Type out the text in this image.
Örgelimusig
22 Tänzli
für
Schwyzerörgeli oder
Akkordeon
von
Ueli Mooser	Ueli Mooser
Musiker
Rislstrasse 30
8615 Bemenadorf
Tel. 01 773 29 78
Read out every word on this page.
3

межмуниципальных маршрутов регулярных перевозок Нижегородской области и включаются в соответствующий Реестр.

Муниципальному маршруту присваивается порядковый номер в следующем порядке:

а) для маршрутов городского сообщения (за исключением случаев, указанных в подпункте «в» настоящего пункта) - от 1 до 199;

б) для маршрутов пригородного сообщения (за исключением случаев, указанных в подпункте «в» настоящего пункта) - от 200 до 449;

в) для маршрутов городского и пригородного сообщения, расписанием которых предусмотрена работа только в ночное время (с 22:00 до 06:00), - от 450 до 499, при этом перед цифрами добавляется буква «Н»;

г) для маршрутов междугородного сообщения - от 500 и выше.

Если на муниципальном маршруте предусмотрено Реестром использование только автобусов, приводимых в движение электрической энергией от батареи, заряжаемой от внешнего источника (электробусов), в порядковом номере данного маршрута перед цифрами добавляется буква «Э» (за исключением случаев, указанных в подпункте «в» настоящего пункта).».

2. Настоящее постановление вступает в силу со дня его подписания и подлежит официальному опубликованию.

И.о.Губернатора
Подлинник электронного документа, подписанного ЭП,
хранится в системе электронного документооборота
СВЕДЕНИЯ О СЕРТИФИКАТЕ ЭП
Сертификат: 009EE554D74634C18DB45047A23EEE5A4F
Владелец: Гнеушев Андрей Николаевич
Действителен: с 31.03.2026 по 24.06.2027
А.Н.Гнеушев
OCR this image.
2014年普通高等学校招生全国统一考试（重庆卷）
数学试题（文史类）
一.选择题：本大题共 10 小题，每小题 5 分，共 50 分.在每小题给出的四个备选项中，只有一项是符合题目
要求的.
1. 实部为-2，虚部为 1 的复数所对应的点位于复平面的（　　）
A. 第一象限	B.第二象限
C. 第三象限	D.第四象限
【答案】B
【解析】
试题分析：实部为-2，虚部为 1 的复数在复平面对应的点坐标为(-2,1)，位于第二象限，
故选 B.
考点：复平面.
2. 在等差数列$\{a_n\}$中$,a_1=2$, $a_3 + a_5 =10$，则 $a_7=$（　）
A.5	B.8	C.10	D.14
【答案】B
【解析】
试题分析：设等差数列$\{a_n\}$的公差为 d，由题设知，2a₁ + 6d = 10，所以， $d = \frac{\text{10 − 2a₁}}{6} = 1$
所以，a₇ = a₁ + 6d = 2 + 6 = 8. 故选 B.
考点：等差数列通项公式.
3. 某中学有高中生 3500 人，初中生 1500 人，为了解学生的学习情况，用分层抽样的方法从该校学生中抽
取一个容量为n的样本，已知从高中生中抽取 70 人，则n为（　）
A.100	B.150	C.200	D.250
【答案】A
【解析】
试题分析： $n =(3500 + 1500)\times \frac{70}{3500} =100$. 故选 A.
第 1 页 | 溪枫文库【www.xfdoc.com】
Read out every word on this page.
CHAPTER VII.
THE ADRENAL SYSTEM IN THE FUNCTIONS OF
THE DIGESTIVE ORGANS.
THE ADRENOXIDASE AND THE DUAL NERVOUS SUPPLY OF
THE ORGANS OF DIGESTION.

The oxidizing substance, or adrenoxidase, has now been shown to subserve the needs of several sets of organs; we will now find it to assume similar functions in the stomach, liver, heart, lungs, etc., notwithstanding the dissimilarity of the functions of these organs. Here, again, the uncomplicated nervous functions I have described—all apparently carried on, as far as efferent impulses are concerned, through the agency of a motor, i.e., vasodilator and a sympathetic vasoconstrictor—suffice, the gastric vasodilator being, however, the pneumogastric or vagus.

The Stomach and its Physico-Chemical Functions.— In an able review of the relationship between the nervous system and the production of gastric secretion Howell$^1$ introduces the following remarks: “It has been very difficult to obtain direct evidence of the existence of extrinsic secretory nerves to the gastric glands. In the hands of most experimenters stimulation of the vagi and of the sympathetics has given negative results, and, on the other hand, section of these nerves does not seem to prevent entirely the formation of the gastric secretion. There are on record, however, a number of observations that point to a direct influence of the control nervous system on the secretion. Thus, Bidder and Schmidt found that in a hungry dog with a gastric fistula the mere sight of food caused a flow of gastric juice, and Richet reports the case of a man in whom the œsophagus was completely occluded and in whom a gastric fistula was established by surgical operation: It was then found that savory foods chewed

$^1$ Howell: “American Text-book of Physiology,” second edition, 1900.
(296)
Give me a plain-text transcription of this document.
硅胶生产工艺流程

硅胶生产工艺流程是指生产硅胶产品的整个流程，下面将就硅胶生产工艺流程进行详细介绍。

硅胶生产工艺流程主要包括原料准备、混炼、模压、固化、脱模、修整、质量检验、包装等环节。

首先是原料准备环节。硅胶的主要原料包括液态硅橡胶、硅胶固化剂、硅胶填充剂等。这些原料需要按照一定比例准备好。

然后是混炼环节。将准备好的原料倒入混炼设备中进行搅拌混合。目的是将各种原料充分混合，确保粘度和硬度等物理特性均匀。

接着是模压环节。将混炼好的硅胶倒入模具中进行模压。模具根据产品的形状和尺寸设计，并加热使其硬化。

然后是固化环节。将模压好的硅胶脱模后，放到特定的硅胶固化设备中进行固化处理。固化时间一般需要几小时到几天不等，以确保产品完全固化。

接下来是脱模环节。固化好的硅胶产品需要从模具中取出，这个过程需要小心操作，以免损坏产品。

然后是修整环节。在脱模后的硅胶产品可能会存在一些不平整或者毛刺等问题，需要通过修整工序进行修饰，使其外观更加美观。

:::::

Scan the records above for the string "случаев", then select every line that holds it.

а) для маршрутов городского сообщения (за исключением случаев, указанных в подпункте «в» настоящего пункта) - от 1 до 199;
б) для маршрутов пригородного сообщения (за исключением случаев, указанных в подпункте «в» настоящего пункта) - от 200 до 449;
Если на муниципальном маршруте предусмотрено Реестром использование только автобусов, приводимых в движение электрической энергией от батареи, заряжаемой от внешнего источника (электробусов), в порядковом номере данного маршрута перед цифрами добавляется буква «Э» (за исключением случаев, указанных в подпункте «в» настоящего пункта).».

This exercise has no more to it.